»»

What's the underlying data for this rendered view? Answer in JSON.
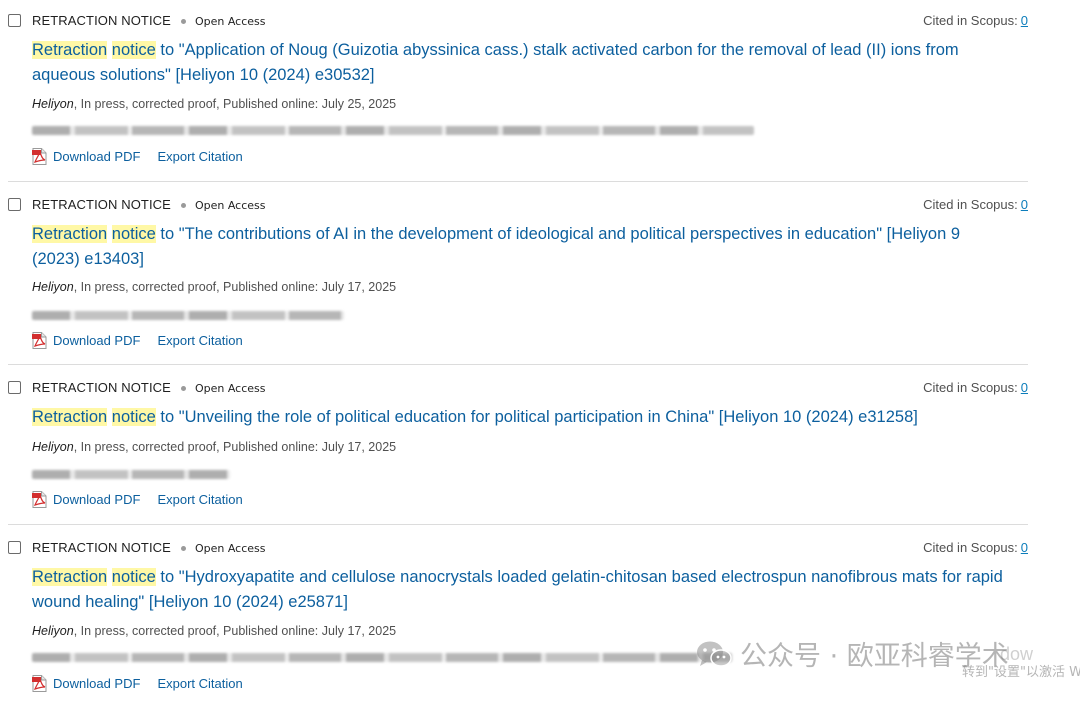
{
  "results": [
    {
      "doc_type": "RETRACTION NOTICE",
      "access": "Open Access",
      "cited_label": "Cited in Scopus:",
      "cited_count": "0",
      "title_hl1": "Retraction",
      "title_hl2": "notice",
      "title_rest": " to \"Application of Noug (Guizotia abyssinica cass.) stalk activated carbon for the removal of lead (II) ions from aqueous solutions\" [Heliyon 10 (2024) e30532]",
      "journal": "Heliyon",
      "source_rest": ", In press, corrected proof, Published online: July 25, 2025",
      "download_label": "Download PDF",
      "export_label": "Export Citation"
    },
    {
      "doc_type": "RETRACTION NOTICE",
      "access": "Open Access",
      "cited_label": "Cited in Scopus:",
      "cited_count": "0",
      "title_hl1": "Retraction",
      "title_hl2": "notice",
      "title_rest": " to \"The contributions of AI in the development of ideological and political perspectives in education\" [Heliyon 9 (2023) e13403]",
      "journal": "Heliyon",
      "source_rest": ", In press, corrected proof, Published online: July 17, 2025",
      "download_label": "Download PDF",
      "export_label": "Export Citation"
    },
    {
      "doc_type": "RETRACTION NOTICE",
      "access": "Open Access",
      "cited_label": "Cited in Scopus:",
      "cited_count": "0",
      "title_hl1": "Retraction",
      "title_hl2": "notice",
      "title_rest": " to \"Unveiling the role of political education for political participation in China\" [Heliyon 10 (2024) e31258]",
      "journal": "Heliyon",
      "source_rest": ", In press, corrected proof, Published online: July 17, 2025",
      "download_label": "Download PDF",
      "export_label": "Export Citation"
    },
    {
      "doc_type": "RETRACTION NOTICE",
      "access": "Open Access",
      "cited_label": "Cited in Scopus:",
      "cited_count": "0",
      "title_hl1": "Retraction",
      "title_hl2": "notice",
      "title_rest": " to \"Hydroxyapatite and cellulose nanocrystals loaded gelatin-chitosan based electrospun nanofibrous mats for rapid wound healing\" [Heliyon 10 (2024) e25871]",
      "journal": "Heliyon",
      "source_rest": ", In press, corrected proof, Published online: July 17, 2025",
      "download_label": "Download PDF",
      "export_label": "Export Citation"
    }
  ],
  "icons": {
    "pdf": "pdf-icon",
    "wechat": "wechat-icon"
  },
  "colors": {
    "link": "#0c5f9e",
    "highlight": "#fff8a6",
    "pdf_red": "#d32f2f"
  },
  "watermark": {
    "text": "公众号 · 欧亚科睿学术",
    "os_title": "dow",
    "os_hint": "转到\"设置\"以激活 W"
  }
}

««
»»

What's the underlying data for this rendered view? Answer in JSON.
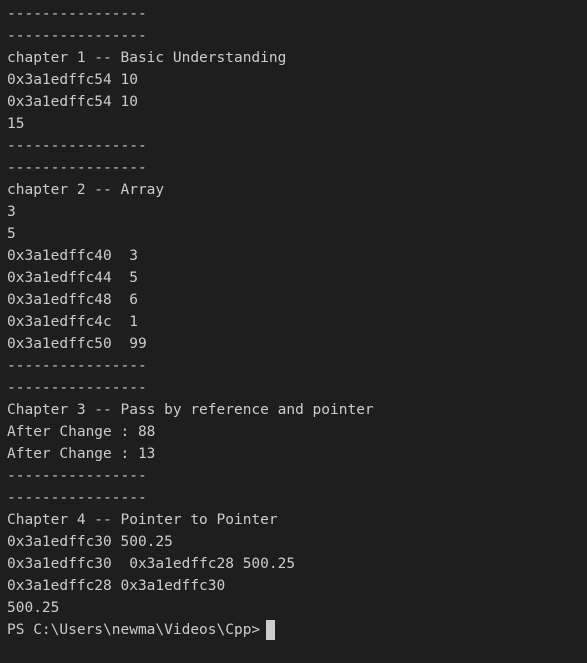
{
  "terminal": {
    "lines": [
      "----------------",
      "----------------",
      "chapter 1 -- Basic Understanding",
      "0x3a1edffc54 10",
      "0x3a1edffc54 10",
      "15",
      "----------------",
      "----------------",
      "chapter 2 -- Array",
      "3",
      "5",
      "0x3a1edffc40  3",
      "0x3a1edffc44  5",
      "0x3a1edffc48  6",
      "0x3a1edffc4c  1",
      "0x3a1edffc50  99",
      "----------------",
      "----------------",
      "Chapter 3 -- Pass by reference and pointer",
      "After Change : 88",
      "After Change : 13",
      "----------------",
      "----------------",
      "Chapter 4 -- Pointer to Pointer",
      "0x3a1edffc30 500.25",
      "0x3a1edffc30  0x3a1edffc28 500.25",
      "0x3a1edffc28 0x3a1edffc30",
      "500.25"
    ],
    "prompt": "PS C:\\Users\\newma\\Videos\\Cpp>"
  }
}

««
»»

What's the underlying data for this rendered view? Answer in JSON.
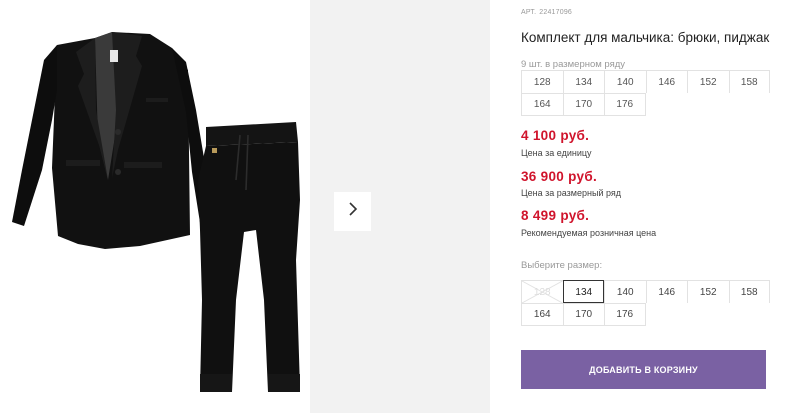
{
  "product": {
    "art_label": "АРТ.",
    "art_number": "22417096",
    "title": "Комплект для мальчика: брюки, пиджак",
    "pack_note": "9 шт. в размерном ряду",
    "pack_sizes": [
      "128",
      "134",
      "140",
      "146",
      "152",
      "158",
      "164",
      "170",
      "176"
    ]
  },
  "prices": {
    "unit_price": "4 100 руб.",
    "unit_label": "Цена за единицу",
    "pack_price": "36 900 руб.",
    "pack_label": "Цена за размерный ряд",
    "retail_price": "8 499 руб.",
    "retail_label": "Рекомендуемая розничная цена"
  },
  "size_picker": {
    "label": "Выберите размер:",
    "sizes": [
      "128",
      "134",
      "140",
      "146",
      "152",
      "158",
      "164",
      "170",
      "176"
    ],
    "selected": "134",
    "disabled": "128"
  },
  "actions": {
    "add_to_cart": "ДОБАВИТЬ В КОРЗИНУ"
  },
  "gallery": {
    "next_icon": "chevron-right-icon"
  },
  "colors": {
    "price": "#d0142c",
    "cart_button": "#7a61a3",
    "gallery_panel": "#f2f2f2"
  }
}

««

> PROBLEM TO SOLVE: Pick out every line of the listing containing the word "political", and show those lines.

> REPLY:
      "title_rest": " to \"The contributions of AI in the development of ideological and political perspectives in education\" [Heliyon 9 (2023) e13403]",
      "title_rest": " to \"Unveiling the role of political education for political participation in China\" [Heliyon 10 (2024) e31258]",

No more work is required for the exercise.